:: EXTRACT ::
On Mon, Nov 12, 2018 at 10:08:10AM -0800, Elijah Newren wrote:
> > I would do:
> >
> > git log --raw $(
> > git cat-file --batch-check='%(objectsize:disk) %(objectname)'
> > --batch-all-objects |
> > sort -rn | head -3 |
> > awk '{print "--find-object=" $2 }'
> > )
> >
> > I'm not sure how renames enter into it at all.
>
> How did I miss objectsize:disk?? Especially since it is right next to
> objectsize in the manpage to boot? That's awesome, thanks for that
> pointer.
>
> I do have a separate cat-file --batch-check --batch-all-objects
> process already, since I can't get sizes out of either log or
> fast-export. However, I wouldn't use your 'head -3' since I'm not
> looking for the N biggest, but reporting on _all_ objects (in reverse
> size order) and letting the user look over the report and deciding
> where to stop reading. So, this is a big and expensive log command.
> Granted, we will need a big and expensive log command, but let's keep
> in mind that we have this one.
It is an expensive log command, but it's the same expense as running
fast-export, no? And I think maybe that is the disconnect.
I am looking at this problem as "how do you answer question X in a
repository". And I think you are looking at as "I am receiving a
fast-export stream, and I need to answer question X on the fly".
And that would explain why you want to get extra annotations into the
fast-export stream. Is that right?
> > There I think you'd want to assemble the list with something like "git
> > log --follow --name-only paths-of-interest" except that --follow sucks
> > too much to handle more than one path at a time.
> >
> > But if you wanted to do it manually, then:
> >
> > git log --diff-filter=R --name-only
> >
> > would be enough to let you track it down, wouldn't it?
>
> Without a -M you'd only catch 100% renames, right? Those aren't the
> only ones I'd want to catch, so I'd need to add -M. You are right
> that we could get basic renames this way, but it doesn't cover
> everything I need. Let's use this as a starting point, though, and
> build up to what I need...
No, renames are on by default these days, and that includes inexact
renames. That said, if you're scripting you probably ought to be doing:
git rev-list HEAD | git diff-tree --stdin
and there yes, you'd have to enable "-M" yourself (you touched on
scripting and formatting below; diff-tree can accept the format options
you'd want).
> I also want to know when files were deleted. I've generally found
> that people are more okay with purging parts of history [corresponding
> to large ojbects] that were deleted longer ago than more recent stuff,
> for a variety of reasons. So we could either run yet another log, or
> modify the command to:
>
> git log -M --diff-filter=RD --name-status
>
> However, I don't just want to know when files were deleted, I'd like
> to know when directories are deleted. I only knew how to derive that
> from knowing what files existed within those directories, so that
> would take me to:
>
> git log -M --diff-filter=RAD --name-status
>
> [Edit: I just saw your other email and for the first time learned
> about the -t rev-list option which might simplify this a little,
> although "need to worry about deleted files being reinstated" below
> might require the 'A' anyway.]
Yeah, I think "-t" would help your tree deletion problem.
> At this point, let's remember that we had another full git-log
> invocation for mapping object sizes to filenames. We might as well
> coalesce the two log commands into one, by extending this latest one
> to:
>
> git log -M --diff-filter=RAMD --no-abbrev --raw
What is there besides RAMD? :)
> I could potentially switch to using this and drop patch 10/10.
So I'm still not _entirely_ clear on what you're trying to do with
10/10. I think maybe the "disconnect" part I wrote above explains it. If
that's correct, then I think framing it in terms of the operations that
you'd be able to perform _without running a separate traverse_ would
make it more obvious.
> Anyway, I hope it makes a little more sense why I created this patch.
> Does it, or have I just made things even more confusing?
Some of both, I think.
> ...and if you've read this far, I'm impressed. Thanks for reading.
I'll admit I skimmed near the end. ;)
-Peff

:: SOURCE EXCERPT ::

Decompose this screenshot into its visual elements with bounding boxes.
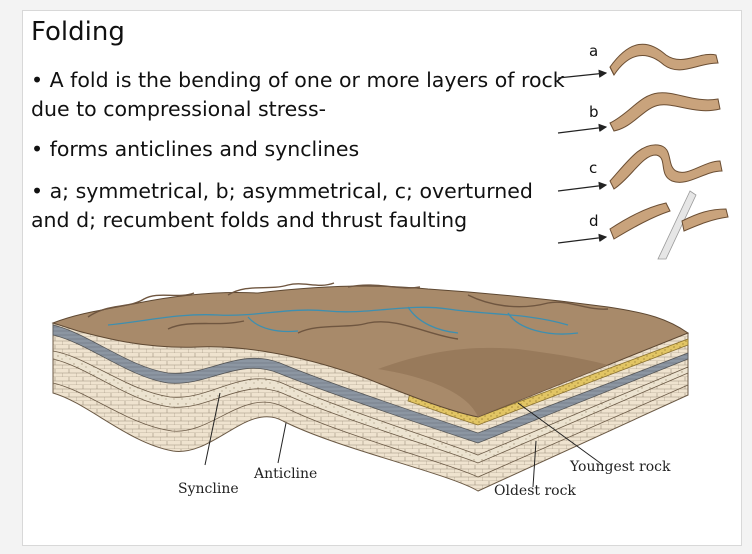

:: WHAT IS ASKED ::
1 – Answer these questions about the mail thread on git log commands:
(a) Which cat-file format field gives an object's size on disk?
(b) Which option does Peff say would help with the tree deletion problem?
(c) What command does Peff say someone who is scripting should probably be running?
2 – Retype the passage of the mail thread on git log commands between "So I'm still" and "even more confusing?", inclusive.

:: ANSWERS GIVEN ::
1 –
(a) objectsize:disk
(b) -t
(c) git rev-list HEAD | git diff-tree --stdin

2 –
So I'm still not _entirely_ clear on what you're trying to do with
10/10. I think maybe the "disconnect" part I wrote above explains it. If
that's correct, then I think framing it in terms of the operations that
you'd be able to perform _without running a separate traverse_ would
make it more obvious.
> Anyway, I hope it makes a little more sense why I created this patch.
> Does it, or have I just made things even more confusing?